■ Task prompt
Answer with one number only: the number of lines that contain "Translate".

■ Stored data
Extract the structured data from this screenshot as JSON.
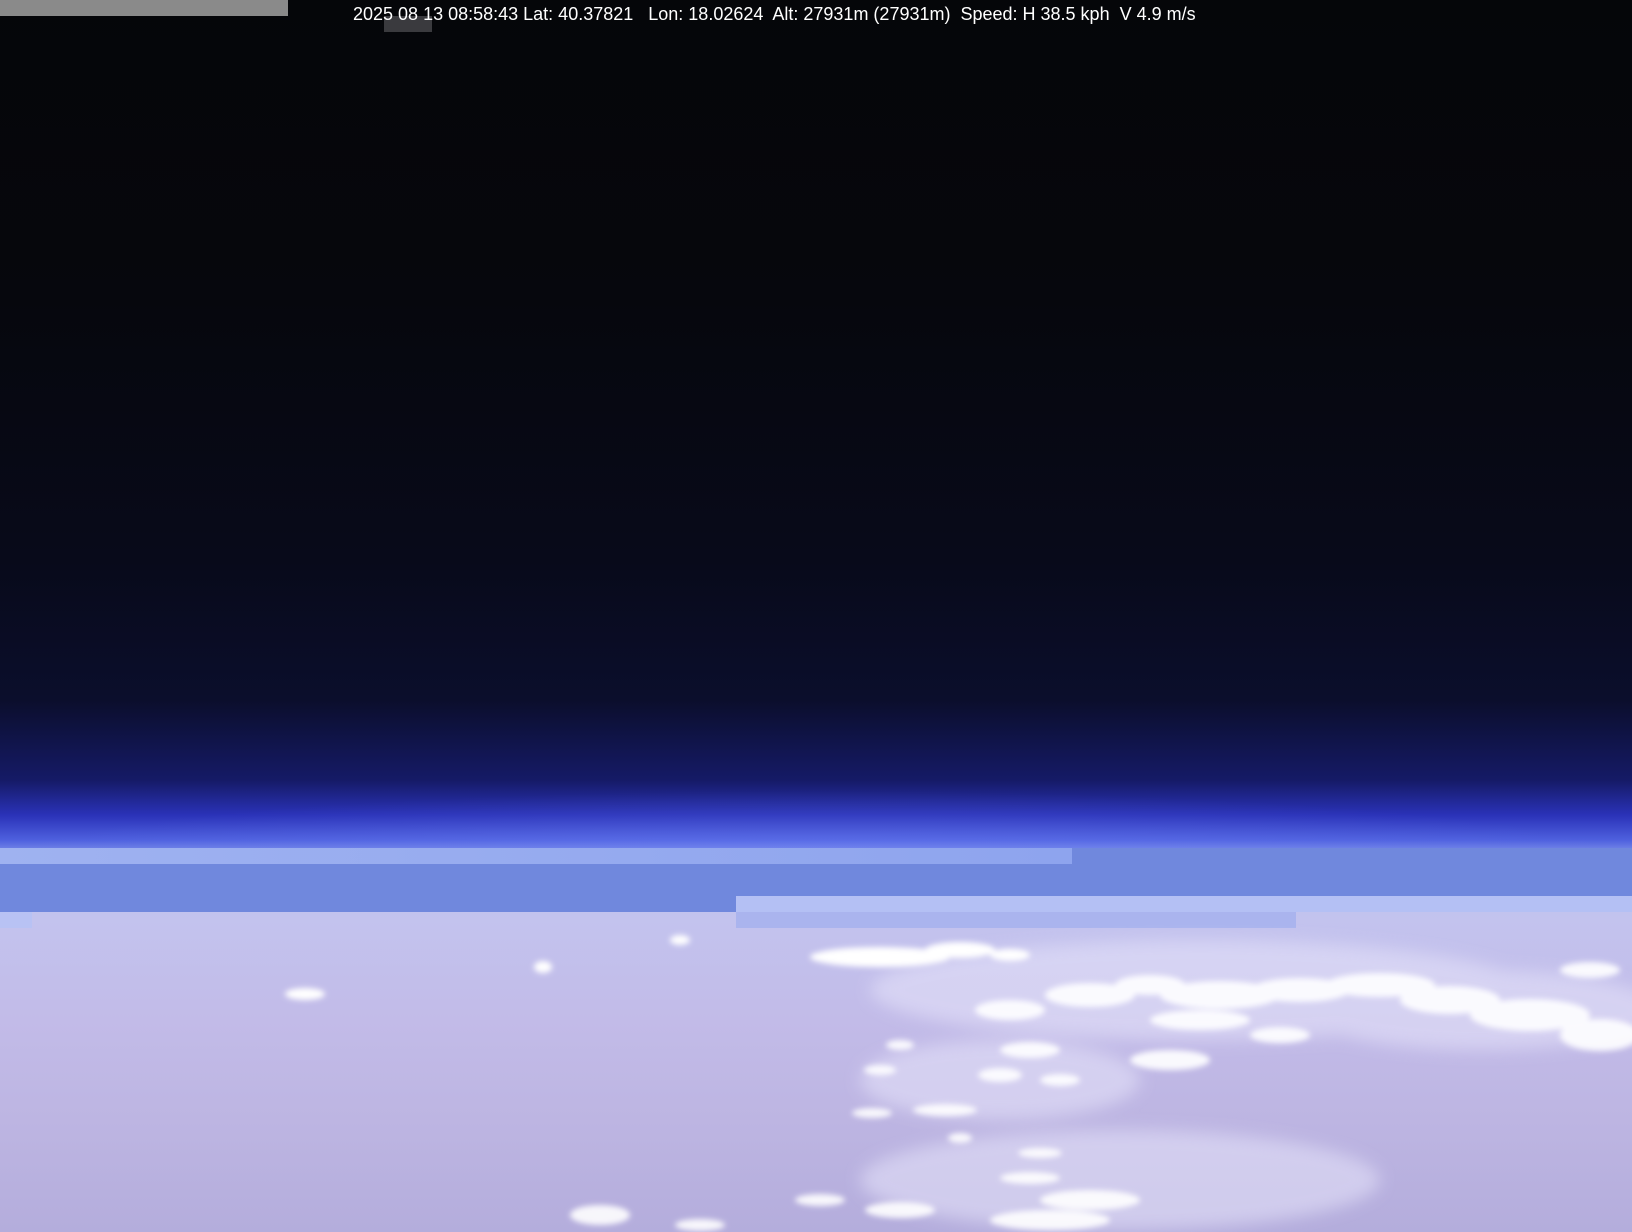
{
  "telemetry": {
    "text": "2025 08 13 08:58:43 Lat: 40.37821   Lon: 18.02624  Alt: 27931m (27931m)  Speed: H 38.5 kph  V 4.9 m/s"
  },
  "colors": {
    "space": "#05060a",
    "horizon_blue": "#2a32b8",
    "glitch_band": "#7088dd",
    "earth_haze": "#c2bbe8",
    "cloud": "#ffffff"
  }
}
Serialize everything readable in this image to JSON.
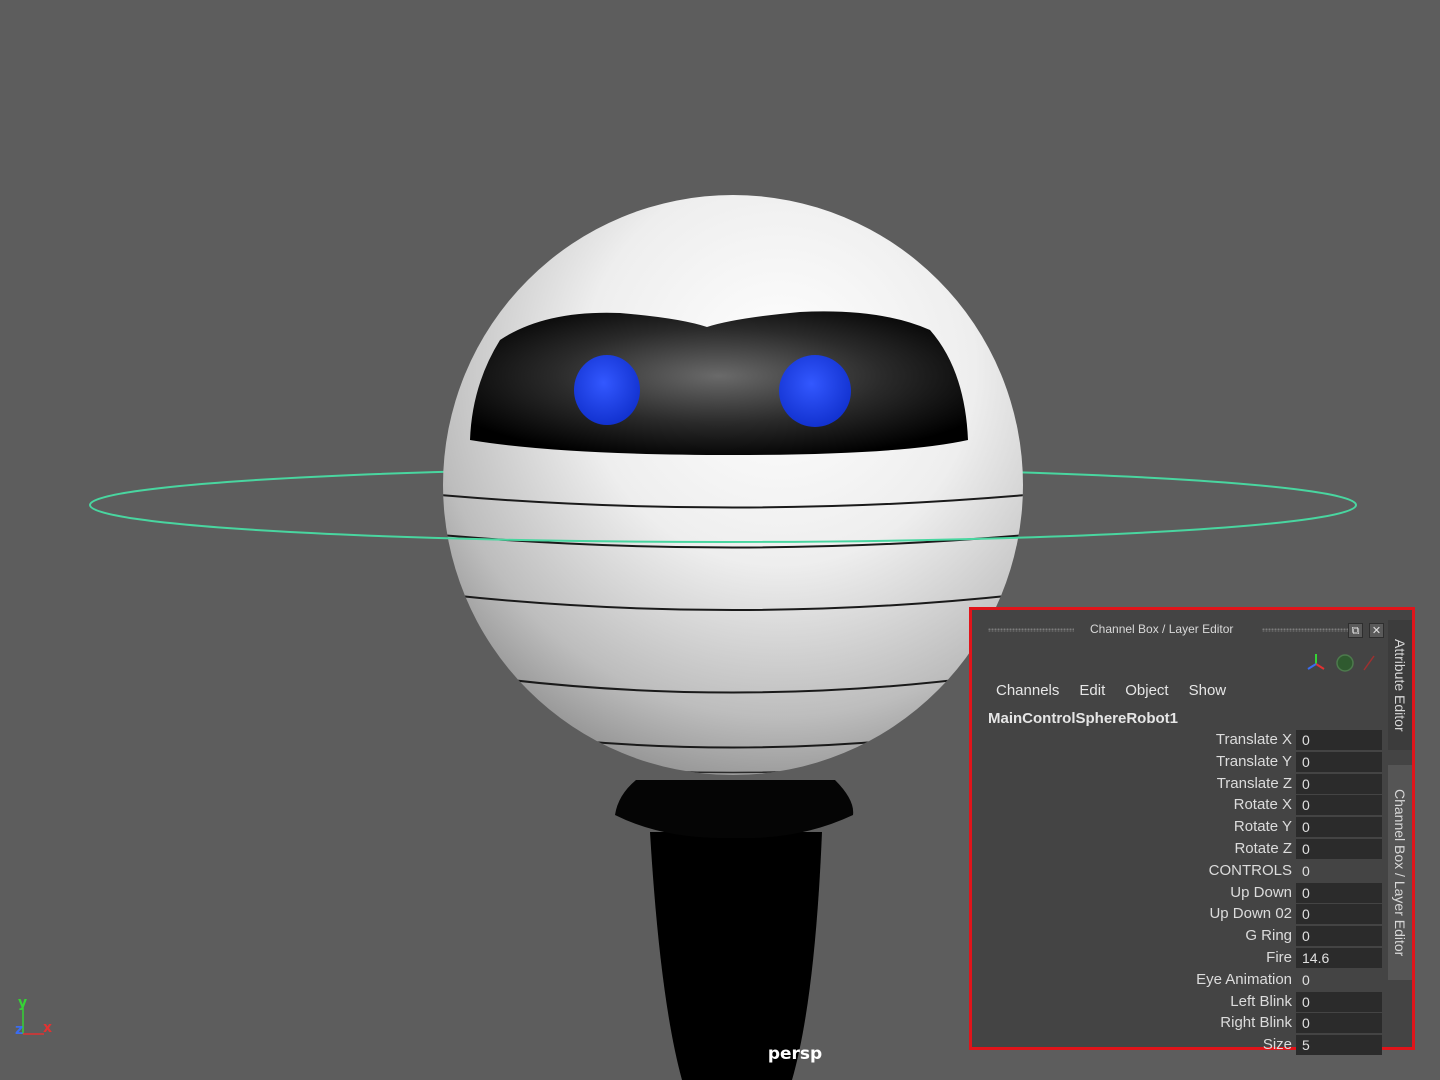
{
  "viewport": {
    "camera_label": "persp",
    "axis": {
      "y": "y",
      "z": "z",
      "x": "x"
    },
    "colors": {
      "background": "#5d5d5d",
      "eyes": "#1f3fe8",
      "control_ring": "#49d6a0",
      "axis_y": "#35d335",
      "axis_x": "#e23232",
      "axis_z": "#3a6cf0"
    }
  },
  "panel": {
    "title": "Channel Box / Layer Editor",
    "float_icon": "float-window-icon",
    "close_icon": "close-icon",
    "highlight_color": "#e0141a",
    "menu": [
      "Channels",
      "Edit",
      "Object",
      "Show"
    ],
    "object_name": "MainControlSphereRobot1",
    "channels": [
      {
        "label": "Translate X",
        "value": "0",
        "field": true
      },
      {
        "label": "Translate Y",
        "value": "0",
        "field": true
      },
      {
        "label": "Translate Z",
        "value": "0",
        "field": true
      },
      {
        "label": "Rotate X",
        "value": "0",
        "field": true
      },
      {
        "label": "Rotate Y",
        "value": "0",
        "field": true
      },
      {
        "label": "Rotate Z",
        "value": "0",
        "field": true
      },
      {
        "label": "CONTROLS",
        "value": "0",
        "field": false
      },
      {
        "label": "Up Down",
        "value": "0",
        "field": true
      },
      {
        "label": "Up Down 02",
        "value": "0",
        "field": true
      },
      {
        "label": "G Ring",
        "value": "0",
        "field": true
      },
      {
        "label": "Fire",
        "value": "14.6",
        "field": true
      },
      {
        "label": "Eye Animation",
        "value": "0",
        "field": false
      },
      {
        "label": "Left Blink",
        "value": "0",
        "field": true
      },
      {
        "label": "Right Blink",
        "value": "0",
        "field": true
      },
      {
        "label": "Size",
        "value": "5",
        "field": true
      }
    ],
    "side_tabs": {
      "attribute_editor": "Attribute Editor",
      "channel_box": "Channel Box / Layer Editor"
    }
  }
}
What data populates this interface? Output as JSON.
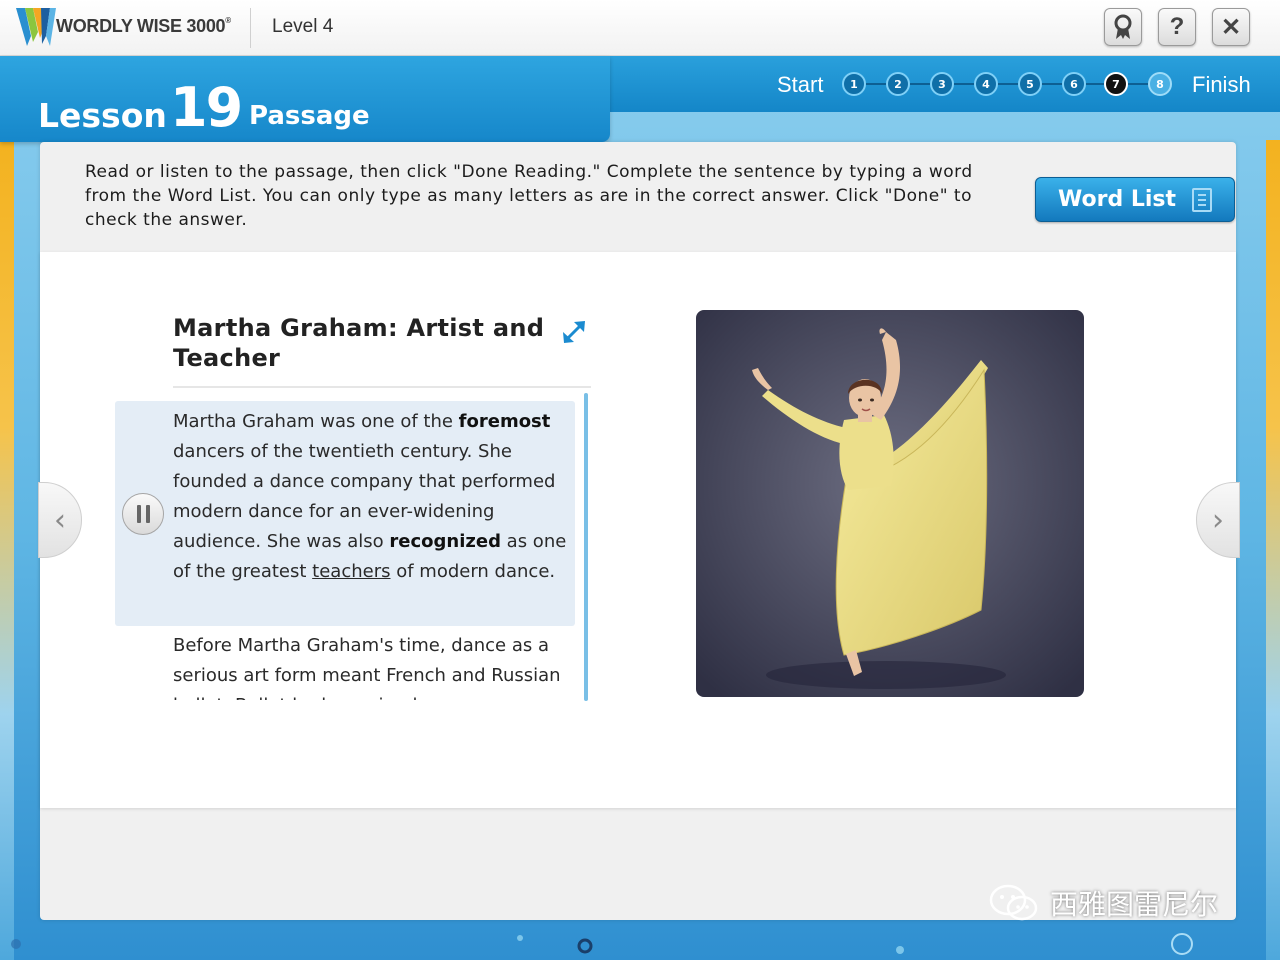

■ Exercise solution
3